─── RECORDS TO PROCESS ───

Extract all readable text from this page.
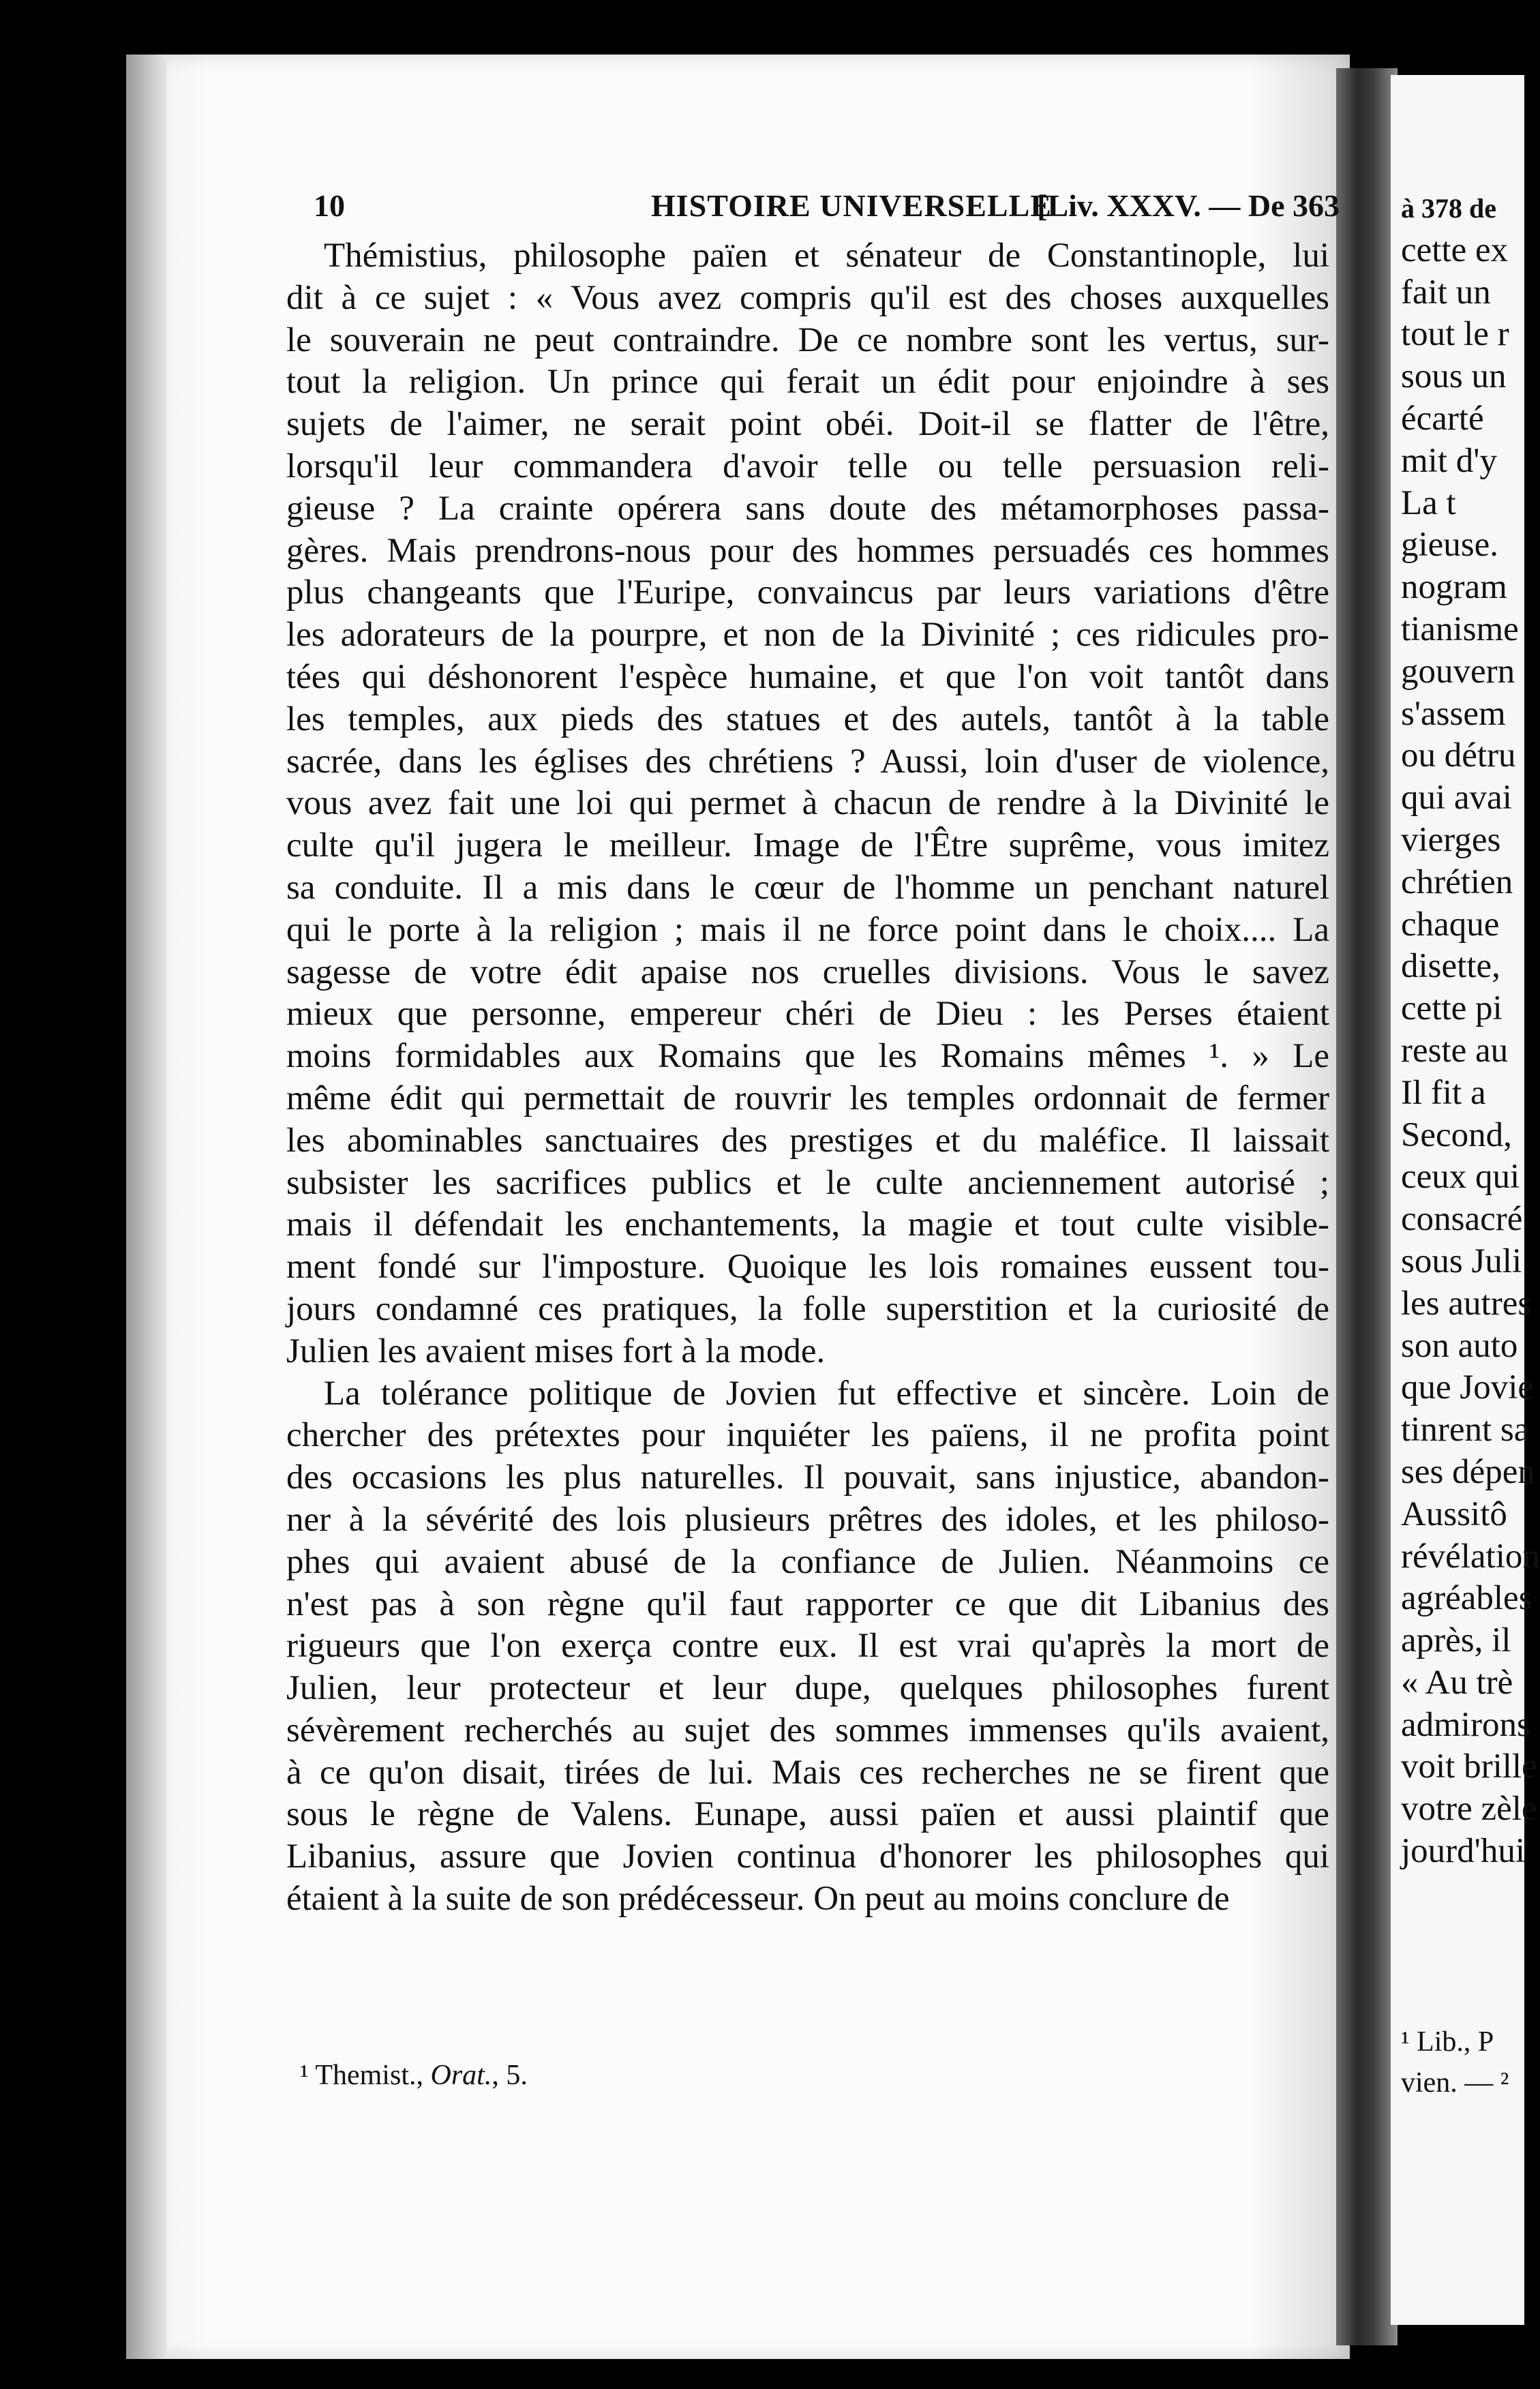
10	HISTOIRE UNIVERSELLE
[Liv. XXXV. — De 363
Thémistius, philosophe païen et sénateur de Constantinople, lui
dit à ce sujet : « Vous avez compris qu'il est des choses auxquelles
le souverain ne peut contraindre. De ce nombre sont les vertus, sur-
tout la religion. Un prince qui ferait un édit pour enjoindre à ses
sujets de l'aimer, ne serait point obéi. Doit-il se flatter de l'être,
lorsqu'il leur commandera d'avoir telle ou telle persuasion reli-
gieuse ? La crainte opérera sans doute des métamorphoses passa-
gères. Mais prendrons-nous pour des hommes persuadés ces hommes
plus changeants que l'Euripe, convaincus par leurs variations d'être
les adorateurs de la pourpre, et non de la Divinité ; ces ridicules pro-
tées qui déshonorent l'espèce humaine, et que l'on voit tantôt dans
les temples, aux pieds des statues et des autels, tantôt à la table
sacrée, dans les églises des chrétiens ? Aussi, loin d'user de violence,
vous avez fait une loi qui permet à chacun de rendre à la Divinité le
culte qu'il jugera le meilleur. Image de l'Être suprême, vous imitez
sa conduite. Il a mis dans le cœur de l'homme un penchant naturel
qui le porte à la religion ; mais il ne force point dans le choix.... La
sagesse de votre édit apaise nos cruelles divisions. Vous le savez
mieux que personne, empereur chéri de Dieu : les Perses étaient
moins formidables aux Romains que les Romains mêmes ¹. » Le
même édit qui permettait de rouvrir les temples ordonnait de fermer
les abominables sanctuaires des prestiges et du maléfice. Il laissait
subsister les sacrifices publics et le culte anciennement autorisé ;
mais il défendait les enchantements, la magie et tout culte visible-
ment fondé sur l'imposture. Quoique les lois romaines eussent tou-
jours condamné ces pratiques, la folle superstition et la curiosité de
Julien les avaient mises fort à la mode.
La tolérance politique de Jovien fut effective et sincère. Loin de
chercher des prétextes pour inquiéter les païens, il ne profita point
des occasions les plus naturelles. Il pouvait, sans injustice, abandon-
ner à la sévérité des lois plusieurs prêtres des idoles, et les philoso-
phes qui avaient abusé de la confiance de Julien. Néanmoins ce
n'est pas à son règne qu'il faut rapporter ce que dit Libanius des
rigueurs que l'on exerça contre eux. Il est vrai qu'après la mort de
Julien, leur protecteur et leur dupe, quelques philosophes furent
sévèrement recherchés au sujet des sommes immenses qu'ils avaient,
à ce qu'on disait, tirées de lui. Mais ces recherches ne se firent que
sous le règne de Valens. Eunape, aussi païen et aussi plaintif que
Libanius, assure que Jovien continua d'honorer les philosophes qui
étaient à la suite de son prédécesseur. On peut au moins conclure de
¹ Themist., Orat., 5.
à 378 de
cette ex
fait un
tout le r
sous un
écarté
mit d'y
La t
gieuse.
nogram
tianisme
gouvern
s'assem
ou détru
qui avai
vierges
chrétien
chaque
disette,
cette pi
reste au
Il fit a
Second,
ceux qui
consacré
sous Juli
les autres
son auto
que Jovie
tinrent sa
ses dépen
Aussitô
révélation
agréables
après, il
« Au trè
admirons
voit brille
votre zèle
jourd'hui
¹ Lib., P
vien. — ²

───

Nothing but the pictures may be dropped; output the records above exactly.

### EXERCISE RESPONSE:
Extract all readable text from this page.
10	HISTOIRE UNIVERSELLE
[Liv. XXXV. — De 363
Thémistius, philosophe païen et sénateur de Constantinople, lui
dit à ce sujet : « Vous avez compris qu'il est des choses auxquelles
le souverain ne peut contraindre. De ce nombre sont les vertus, sur-
tout la religion. Un prince qui ferait un édit pour enjoindre à ses
sujets de l'aimer, ne serait point obéi. Doit-il se flatter de l'être,
lorsqu'il leur commandera d'avoir telle ou telle persuasion reli-
gieuse ? La crainte opérera sans doute des métamorphoses passa-
gères. Mais prendrons-nous pour des hommes persuadés ces hommes
plus changeants que l'Euripe, convaincus par leurs variations d'être
les adorateurs de la pourpre, et non de la Divinité ; ces ridicules pro-
tées qui déshonorent l'espèce humaine, et que l'on voit tantôt dans
les temples, aux pieds des statues et des autels, tantôt à la table
sacrée, dans les églises des chrétiens ? Aussi, loin d'user de violence,
vous avez fait une loi qui permet à chacun de rendre à la Divinité le
culte qu'il jugera le meilleur. Image de l'Être suprême, vous imitez
sa conduite. Il a mis dans le cœur de l'homme un penchant naturel
qui le porte à la religion ; mais il ne force point dans le choix.... La
sagesse de votre édit apaise nos cruelles divisions. Vous le savez
mieux que personne, empereur chéri de Dieu : les Perses étaient
moins formidables aux Romains que les Romains mêmes ¹. » Le
même édit qui permettait de rouvrir les temples ordonnait de fermer
les abominables sanctuaires des prestiges et du maléfice. Il laissait
subsister les sacrifices publics et le culte anciennement autorisé ;
mais il défendait les enchantements, la magie et tout culte visible-
ment fondé sur l'imposture. Quoique les lois romaines eussent tou-
jours condamné ces pratiques, la folle superstition et la curiosité de
Julien les avaient mises fort à la mode.
La tolérance politique de Jovien fut effective et sincère. Loin de
chercher des prétextes pour inquiéter les païens, il ne profita point
des occasions les plus naturelles. Il pouvait, sans injustice, abandon-
ner à la sévérité des lois plusieurs prêtres des idoles, et les philoso-
phes qui avaient abusé de la confiance de Julien. Néanmoins ce
n'est pas à son règne qu'il faut rapporter ce que dit Libanius des
rigueurs que l'on exerça contre eux. Il est vrai qu'après la mort de
Julien, leur protecteur et leur dupe, quelques philosophes furent
sévèrement recherchés au sujet des sommes immenses qu'ils avaient,
à ce qu'on disait, tirées de lui. Mais ces recherches ne se firent que
sous le règne de Valens. Eunape, aussi païen et aussi plaintif que
Libanius, assure que Jovien continua d'honorer les philosophes qui
étaient à la suite de son prédécesseur. On peut au moins conclure de
¹ Themist., Orat., 5.
à 378 de
cette ex
fait un
tout le r
sous un
écarté
mit d'y
La t
gieuse.
nogram
tianisme
gouvern
s'assem
ou détru
qui avai
vierges
chrétien
chaque
disette,
cette pi
reste au
Il fit a
Second,
ceux qui
consacré
sous Juli
les autres
son auto
que Jovie
tinrent sa
ses dépen
Aussitô
révélation
agréables
après, il
« Au trè
admirons
voit brille
votre zèle
jourd'hui
¹ Lib., P
vien. — ²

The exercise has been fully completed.